═══ Exercise inputs ═══

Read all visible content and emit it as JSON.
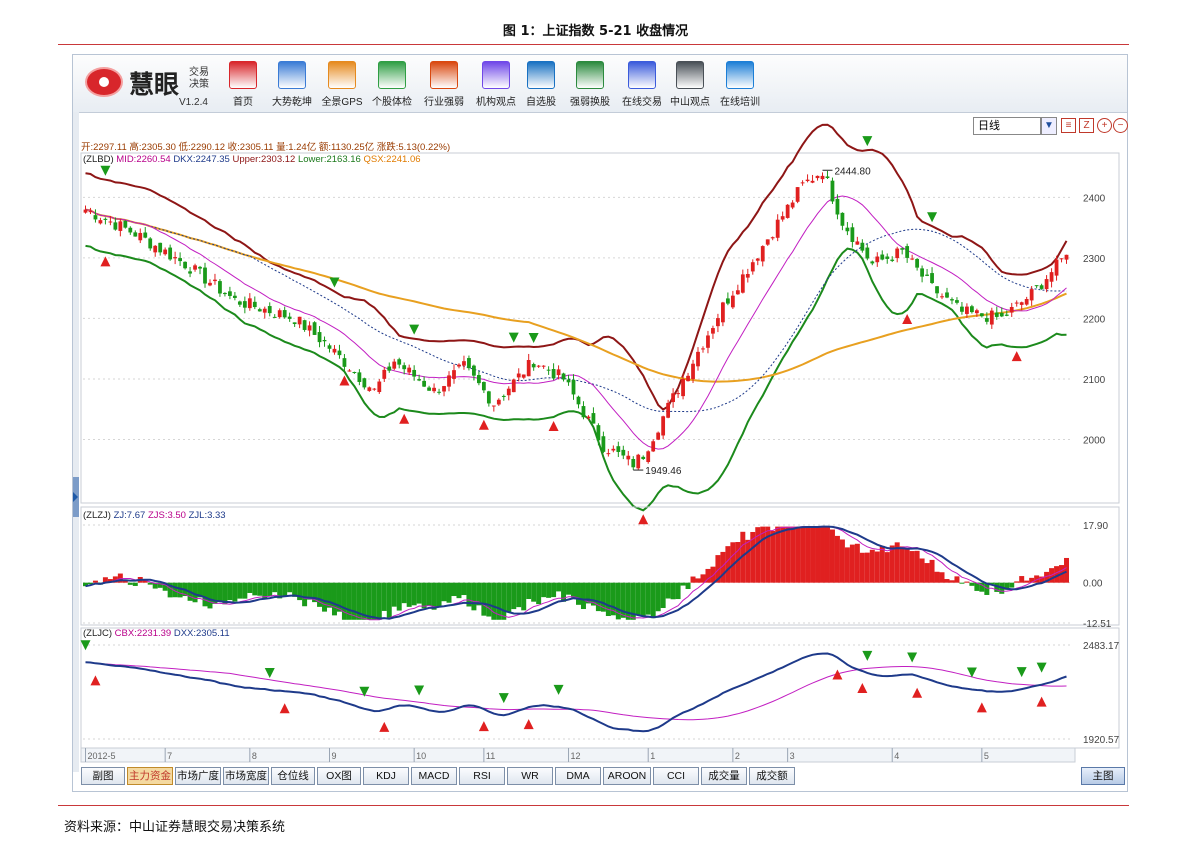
{
  "figure": {
    "title": "图 1：上证指数 5-21 收盘情况",
    "source": "资料来源：中山证券慧眼交易决策系统"
  },
  "app": {
    "name": "慧眼",
    "subtitle": "交易决策",
    "version": "V1.2.4",
    "toolbar": [
      {
        "label": "首页",
        "icon": "home-icon",
        "color": "#d8262b"
      },
      {
        "label": "大势乾坤",
        "icon": "magnifier-doc-icon",
        "color": "#3a7bd5"
      },
      {
        "label": "全景GPS",
        "icon": "grid-icon",
        "color": "#e58a1f"
      },
      {
        "label": "个股体检",
        "icon": "checkup-icon",
        "color": "#2f9e44"
      },
      {
        "label": "行业强弱",
        "icon": "bar-chart-icon",
        "color": "#d9480f"
      },
      {
        "label": "机构观点",
        "icon": "people-icon",
        "color": "#7048e8"
      },
      {
        "label": "自选股",
        "icon": "briefcase-icon",
        "color": "#1971c2"
      },
      {
        "label": "强弱换股",
        "icon": "swap-icon",
        "color": "#2b8a3e"
      },
      {
        "label": "在线交易",
        "icon": "cart-icon",
        "color": "#3b5bdb"
      },
      {
        "label": "中山观点",
        "icon": "document-icon",
        "color": "#495057"
      },
      {
        "label": "在线培训",
        "icon": "monitor-icon",
        "color": "#1c7ed6"
      }
    ],
    "period": "日线"
  },
  "info_line": "开:2297.11  高:2305.30  低:2290.12  收:2305.11  量:1.24亿  额:1130.25亿  涨跌:5.13(0.22%)",
  "legends": {
    "main": {
      "name": "(ZLBD)",
      "mid": "MID:2260.54",
      "dkx": "DKX:2247.35",
      "upper": "Upper:2303.12",
      "lower": "Lower:2163.16",
      "qsx": "QSX:2241.06"
    },
    "zj": {
      "name": "(ZLZJ)",
      "zj": "ZJ:7.67",
      "zjs": "ZJS:3.50",
      "zjl": "ZJL:3.33"
    },
    "jc": {
      "name": "(ZLJC)",
      "cbx": "CBX:2231.39",
      "dxx": "DXX:2305.11"
    }
  },
  "tabs": [
    "副图",
    "主力资金",
    "市场广度",
    "市场宽度",
    "仓位线",
    "OX图",
    "KDJ",
    "MACD",
    "RSI",
    "WR",
    "DMA",
    "AROON",
    "CCI",
    "成交量",
    "成交额"
  ],
  "main_tab": "主图",
  "active_tab": "主力资金",
  "chart_data": [
    {
      "type": "candlestick",
      "title": "(ZLBD)",
      "x_ticks": [
        "2012-5",
        "7",
        "8",
        "9",
        "10",
        "11",
        "12",
        "1",
        "2",
        "3",
        "4",
        "5"
      ],
      "ylim": [
        1900,
        2470
      ],
      "y_ticks": [
        2000,
        2100,
        2200,
        2300,
        2400
      ],
      "annotations": [
        {
          "label": "2444.80",
          "kind": "high"
        },
        {
          "label": "1949.46",
          "kind": "low"
        }
      ],
      "price_path": [
        [
          0,
          2380
        ],
        [
          10,
          2340
        ],
        [
          20,
          2290
        ],
        [
          30,
          2230
        ],
        [
          42,
          2200
        ],
        [
          48,
          2160
        ],
        [
          58,
          2080
        ],
        [
          62,
          2130
        ],
        [
          70,
          2080
        ],
        [
          76,
          2120
        ],
        [
          82,
          2060
        ],
        [
          90,
          2130
        ],
        [
          96,
          2100
        ],
        [
          104,
          1990
        ],
        [
          110,
          1960
        ],
        [
          112,
          1975
        ],
        [
          120,
          2100
        ],
        [
          128,
          2220
        ],
        [
          136,
          2320
        ],
        [
          144,
          2420
        ],
        [
          148,
          2444.8
        ],
        [
          152,
          2360
        ],
        [
          158,
          2290
        ],
        [
          164,
          2310
        ],
        [
          170,
          2250
        ],
        [
          176,
          2210
        ],
        [
          184,
          2200
        ],
        [
          190,
          2240
        ],
        [
          197,
          2305.11
        ]
      ],
      "n_bars": 198,
      "last_bar": {
        "open": 2297.11,
        "high": 2305.3,
        "low": 2290.12,
        "close": 2305.11
      },
      "indicators": {
        "MID": 2260.54,
        "DKX": 2247.35,
        "Upper": 2303.12,
        "Lower": 2163.16,
        "QSX": 2241.06
      },
      "signals_up": [
        4,
        52,
        64,
        80,
        94,
        112,
        165,
        187
      ],
      "signals_down": [
        4,
        50,
        66,
        86,
        90,
        157,
        170
      ]
    },
    {
      "type": "bar",
      "title": "(ZLZJ)",
      "ylim": [
        -12.51,
        17.9
      ],
      "y_ticks": [
        17.9,
        0.0,
        -12.51
      ],
      "last": {
        "ZJ": 7.67,
        "ZJS": 3.5,
        "ZJL": 3.33
      }
    },
    {
      "type": "line",
      "title": "(ZLJC)",
      "ylim": [
        1920.57,
        2483.17
      ],
      "y_ticks": [
        2483.17,
        1920.57
      ],
      "last": {
        "CBX": 2231.39,
        "DXX": 2305.11
      },
      "signals_up": [
        0,
        37,
        56,
        67,
        84,
        95,
        157,
        166,
        178,
        188,
        192
      ],
      "signals_down": [
        2,
        40,
        60,
        80,
        89,
        151,
        156,
        167,
        180,
        192
      ]
    }
  ],
  "colors": {
    "up": "#e02020",
    "down": "#1a9a1a",
    "upper_band": "#8e1616",
    "lower_band": "#1c8a1c",
    "mid": "#c21fc2",
    "dkx": "#1e3a8a",
    "qsx": "#e8a020",
    "grid": "#d6d6d6"
  }
}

═══

Exercise aim — Copy out all the data exactly; skip the pictures.

Problem solution —
Read all visible content and emit it as JSON.
{
  "figure": {
    "title": "图 1：上证指数 5-21 收盘情况",
    "source": "资料来源：中山证券慧眼交易决策系统"
  },
  "app": {
    "name": "慧眼",
    "subtitle": "交易决策",
    "version": "V1.2.4",
    "toolbar": [
      {
        "label": "首页",
        "icon": "home-icon",
        "color": "#d8262b"
      },
      {
        "label": "大势乾坤",
        "icon": "magnifier-doc-icon",
        "color": "#3a7bd5"
      },
      {
        "label": "全景GPS",
        "icon": "grid-icon",
        "color": "#e58a1f"
      },
      {
        "label": "个股体检",
        "icon": "checkup-icon",
        "color": "#2f9e44"
      },
      {
        "label": "行业强弱",
        "icon": "bar-chart-icon",
        "color": "#d9480f"
      },
      {
        "label": "机构观点",
        "icon": "people-icon",
        "color": "#7048e8"
      },
      {
        "label": "自选股",
        "icon": "briefcase-icon",
        "color": "#1971c2"
      },
      {
        "label": "强弱换股",
        "icon": "swap-icon",
        "color": "#2b8a3e"
      },
      {
        "label": "在线交易",
        "icon": "cart-icon",
        "color": "#3b5bdb"
      },
      {
        "label": "中山观点",
        "icon": "document-icon",
        "color": "#495057"
      },
      {
        "label": "在线培训",
        "icon": "monitor-icon",
        "color": "#1c7ed6"
      }
    ],
    "period": "日线"
  },
  "info_line": "开:2297.11  高:2305.30  低:2290.12  收:2305.11  量:1.24亿  额:1130.25亿  涨跌:5.13(0.22%)",
  "legends": {
    "main": {
      "name": "(ZLBD)",
      "mid": "MID:2260.54",
      "dkx": "DKX:2247.35",
      "upper": "Upper:2303.12",
      "lower": "Lower:2163.16",
      "qsx": "QSX:2241.06"
    },
    "zj": {
      "name": "(ZLZJ)",
      "zj": "ZJ:7.67",
      "zjs": "ZJS:3.50",
      "zjl": "ZJL:3.33"
    },
    "jc": {
      "name": "(ZLJC)",
      "cbx": "CBX:2231.39",
      "dxx": "DXX:2305.11"
    }
  },
  "tabs": [
    "副图",
    "主力资金",
    "市场广度",
    "市场宽度",
    "仓位线",
    "OX图",
    "KDJ",
    "MACD",
    "RSI",
    "WR",
    "DMA",
    "AROON",
    "CCI",
    "成交量",
    "成交额"
  ],
  "main_tab": "主图",
  "active_tab": "主力资金",
  "chart_data": [
    {
      "type": "candlestick",
      "title": "(ZLBD)",
      "x_ticks": [
        "2012-5",
        "7",
        "8",
        "9",
        "10",
        "11",
        "12",
        "1",
        "2",
        "3",
        "4",
        "5"
      ],
      "ylim": [
        1900,
        2470
      ],
      "y_ticks": [
        2000,
        2100,
        2200,
        2300,
        2400
      ],
      "annotations": [
        {
          "label": "2444.80",
          "kind": "high"
        },
        {
          "label": "1949.46",
          "kind": "low"
        }
      ],
      "price_path": [
        [
          0,
          2380
        ],
        [
          10,
          2340
        ],
        [
          20,
          2290
        ],
        [
          30,
          2230
        ],
        [
          42,
          2200
        ],
        [
          48,
          2160
        ],
        [
          58,
          2080
        ],
        [
          62,
          2130
        ],
        [
          70,
          2080
        ],
        [
          76,
          2120
        ],
        [
          82,
          2060
        ],
        [
          90,
          2130
        ],
        [
          96,
          2100
        ],
        [
          104,
          1990
        ],
        [
          110,
          1960
        ],
        [
          112,
          1975
        ],
        [
          120,
          2100
        ],
        [
          128,
          2220
        ],
        [
          136,
          2320
        ],
        [
          144,
          2420
        ],
        [
          148,
          2444.8
        ],
        [
          152,
          2360
        ],
        [
          158,
          2290
        ],
        [
          164,
          2310
        ],
        [
          170,
          2250
        ],
        [
          176,
          2210
        ],
        [
          184,
          2200
        ],
        [
          190,
          2240
        ],
        [
          197,
          2305.11
        ]
      ],
      "n_bars": 198,
      "last_bar": {
        "open": 2297.11,
        "high": 2305.3,
        "low": 2290.12,
        "close": 2305.11
      },
      "indicators": {
        "MID": 2260.54,
        "DKX": 2247.35,
        "Upper": 2303.12,
        "Lower": 2163.16,
        "QSX": 2241.06
      },
      "signals_up": [
        4,
        52,
        64,
        80,
        94,
        112,
        165,
        187
      ],
      "signals_down": [
        4,
        50,
        66,
        86,
        90,
        157,
        170
      ]
    },
    {
      "type": "bar",
      "title": "(ZLZJ)",
      "ylim": [
        -12.51,
        17.9
      ],
      "y_ticks": [
        17.9,
        0.0,
        -12.51
      ],
      "last": {
        "ZJ": 7.67,
        "ZJS": 3.5,
        "ZJL": 3.33
      }
    },
    {
      "type": "line",
      "title": "(ZLJC)",
      "ylim": [
        1920.57,
        2483.17
      ],
      "y_ticks": [
        2483.17,
        1920.57
      ],
      "last": {
        "CBX": 2231.39,
        "DXX": 2305.11
      },
      "signals_up": [
        0,
        37,
        56,
        67,
        84,
        95,
        157,
        166,
        178,
        188,
        192
      ],
      "signals_down": [
        2,
        40,
        60,
        80,
        89,
        151,
        156,
        167,
        180,
        192
      ]
    }
  ],
  "colors": {
    "up": "#e02020",
    "down": "#1a9a1a",
    "upper_band": "#8e1616",
    "lower_band": "#1c8a1c",
    "mid": "#c21fc2",
    "dkx": "#1e3a8a",
    "qsx": "#e8a020",
    "grid": "#d6d6d6"
  }
}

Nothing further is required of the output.